══ Material for the task ══
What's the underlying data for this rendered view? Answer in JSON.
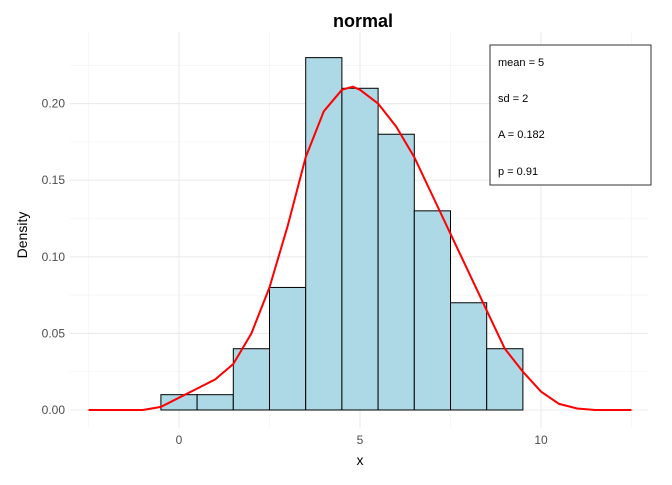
{
  "chart_data": {
    "type": "bar",
    "title": "normal",
    "xlabel": "x",
    "ylabel": "Density",
    "xlim": [
      -2.9,
      13
    ],
    "ylim": [
      -0.008,
      0.24
    ],
    "x_ticks": [
      0,
      5,
      10
    ],
    "x_tick_labels": [
      "0",
      "5",
      "10"
    ],
    "y_ticks": [
      0,
      0.05,
      0.1,
      0.15,
      0.2
    ],
    "y_tick_labels": [
      "0.00",
      "0.05",
      "0.10",
      "0.15",
      "0.20"
    ],
    "grid": true,
    "bar_fill": "#add8e6",
    "bar_stroke": "#000000",
    "bin_width": 1,
    "categories": [
      0,
      1,
      2,
      3,
      4,
      5,
      6,
      7,
      8,
      9
    ],
    "values": [
      0.01,
      0.01,
      0.04,
      0.08,
      0.23,
      0.21,
      0.18,
      0.13,
      0.07,
      0.04
    ],
    "density_curve": {
      "color": "#ff0000",
      "x": [
        -2.5,
        -1,
        -0.5,
        0,
        0.5,
        1,
        1.5,
        2,
        2.5,
        3,
        3.5,
        4,
        4.5,
        4.8,
        5,
        5.5,
        6,
        6.5,
        7,
        7.5,
        8,
        8.5,
        9,
        9.5,
        10,
        10.5,
        11,
        11.5,
        12.5
      ],
      "y": [
        0,
        0,
        0.002,
        0.008,
        0.014,
        0.02,
        0.03,
        0.05,
        0.08,
        0.12,
        0.165,
        0.195,
        0.209,
        0.211,
        0.209,
        0.2,
        0.185,
        0.165,
        0.14,
        0.115,
        0.09,
        0.065,
        0.04,
        0.025,
        0.012,
        0.004,
        0.001,
        0,
        0
      ]
    },
    "legend": {
      "placement": "top-right",
      "entries": [
        "mean = 5",
        "sd = 2",
        "A = 0.182",
        "p = 0.91"
      ]
    }
  }
}
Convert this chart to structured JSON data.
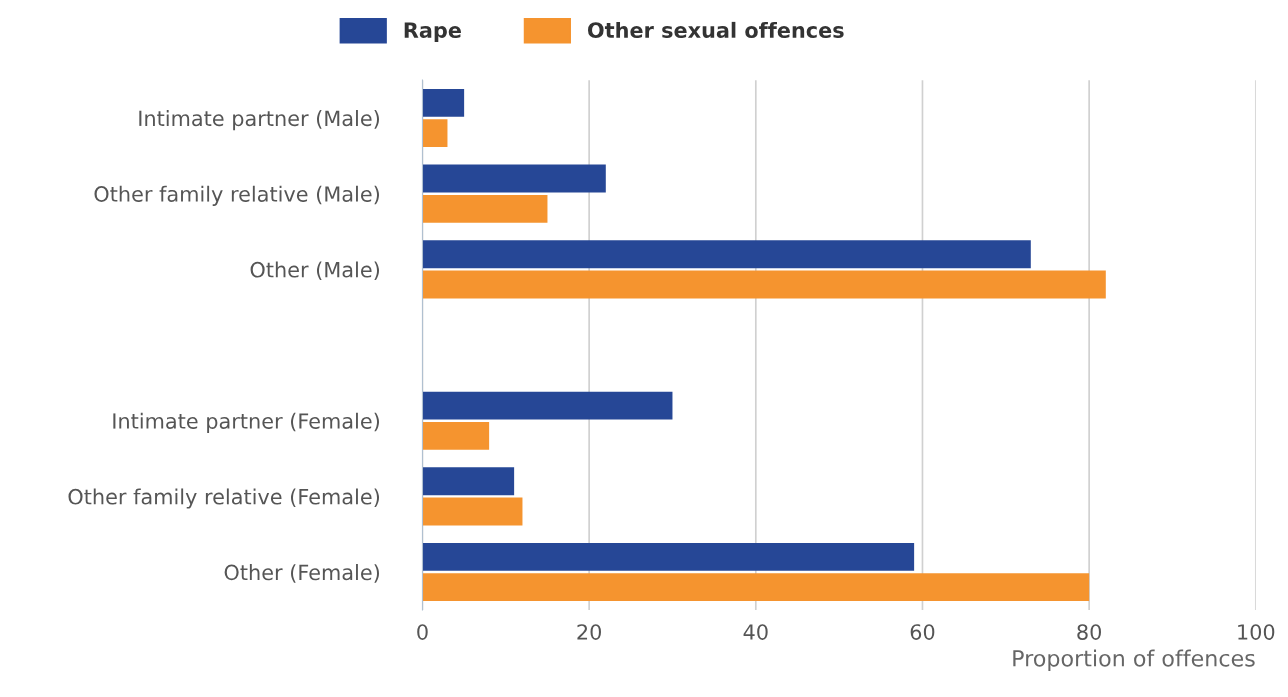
{
  "chart_data": {
    "type": "bar",
    "orientation": "horizontal",
    "xlabel": "Proportion of offences",
    "categories": [
      "Intimate partner (Male)",
      "Other family relative (Male)",
      "Other (Male)",
      null,
      "Intimate partner (Female)",
      "Other family relative (Female)",
      "Other (Female)"
    ],
    "series": [
      {
        "name": "Rape",
        "color": "#264796",
        "values": [
          5,
          22,
          73,
          null,
          30,
          11,
          59
        ]
      },
      {
        "name": "Other sexual offences",
        "color": "#f5942f",
        "values": [
          3,
          15,
          82,
          null,
          8,
          12,
          80
        ]
      }
    ],
    "xlim": [
      0,
      100
    ],
    "xticks": [
      0,
      20,
      40,
      60,
      80,
      100
    ],
    "grid": "x",
    "legend": "top"
  }
}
═══
[The request]: Lines containing the string "JSON" are to be selected and copied.

[Written answer]:
What's the underlying data for this rendered view? Answer in JSON.
Convert this chart to structured JSON data.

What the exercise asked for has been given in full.